Omit images. Retype all entries verbatim.

*** Information given

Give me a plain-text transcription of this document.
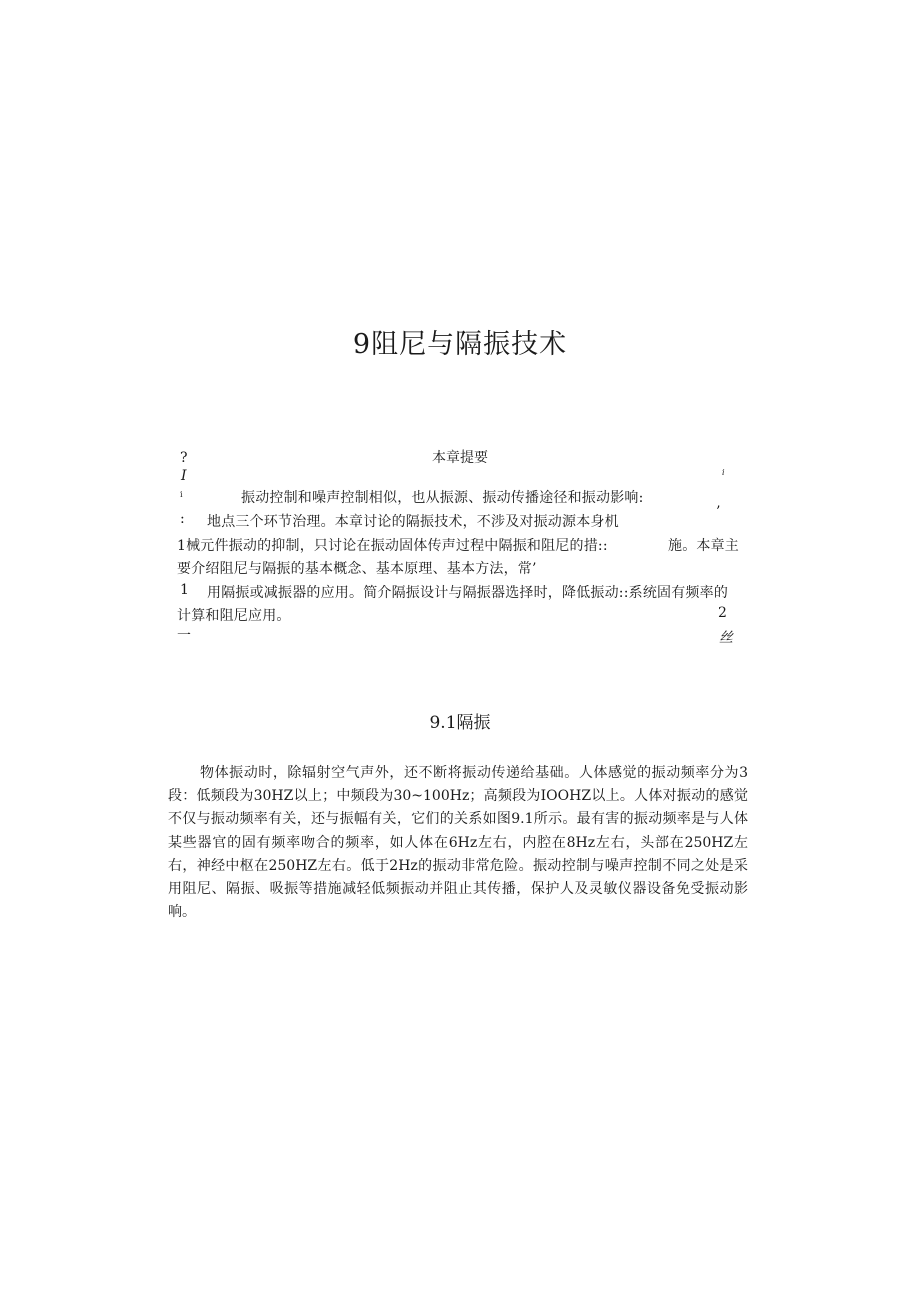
9阻尼与隔振技术
?	本章提要
I	i
i	振动控制和噪声控制相似，也从振源、振动传播途径和振动影响:
: 地点三个环节治理。本章讨论的隔振技术，不涉及对振动源本身机
’
1械元件振动的抑制，只讨论在振动固体传声过程中隔振和阻尼的措::	施。本章主
要介绍阻尼与隔振的基本概念、基本原理、基本方法，常’
1 用隔振或减振器的应用。简介隔振设计与隔振器选择时，降低振动::系统固有频率的
计算和阻尼应用。	2
一	丝
9.1隔振
物体振动时，除辐射空气声外，还不断将振动传递给基础。人体感觉的振动频率分为3段：低频段为30HZ以上；中频段为30~100Hz；高频段为IOOHZ以上。人体对振动的感觉不仅与振动频率有关，还与振幅有关，它们的关系如图9.1所示。最有害的振动频率是与人体某些器官的固有频率吻合的频率，如人体在6Hz左右，内腔在8Hz左右，头部在250HZ左右，神经中枢在250HZ左右。低于2Hz的振动非常危险。振动控制与噪声控制不同之处是采用阻尼、隔振、吸振等措施减轻低频振动并阻止其传播，保护人及灵敏仪器设备免受振动影响。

******

Response to this task —
Give me a plain-text transcription of this document.
9阻尼与隔振技术
?	本章提要
I	i
i	振动控制和噪声控制相似，也从振源、振动传播途径和振动影响:
: 地点三个环节治理。本章讨论的隔振技术，不涉及对振动源本身机
’
1械元件振动的抑制，只讨论在振动固体传声过程中隔振和阻尼的措::	施。本章主
要介绍阻尼与隔振的基本概念、基本原理、基本方法，常’
1 用隔振或减振器的应用。简介隔振设计与隔振器选择时，降低振动::系统固有频率的
计算和阻尼应用。	2
一	丝
9.1隔振
物体振动时，除辐射空气声外，还不断将振动传递给基础。人体感觉的振动频率分为3段：低频段为30HZ以上；中频段为30~100Hz；高频段为IOOHZ以上。人体对振动的感觉不仅与振动频率有关，还与振幅有关，它们的关系如图9.1所示。最有害的振动频率是与人体某些器官的固有频率吻合的频率，如人体在6Hz左右，内腔在8Hz左右，头部在250HZ左右，神经中枢在250HZ左右。低于2Hz的振动非常危险。振动控制与噪声控制不同之处是采用阻尼、隔振、吸振等措施减轻低频振动并阻止其传播，保护人及灵敏仪器设备免受振动影响。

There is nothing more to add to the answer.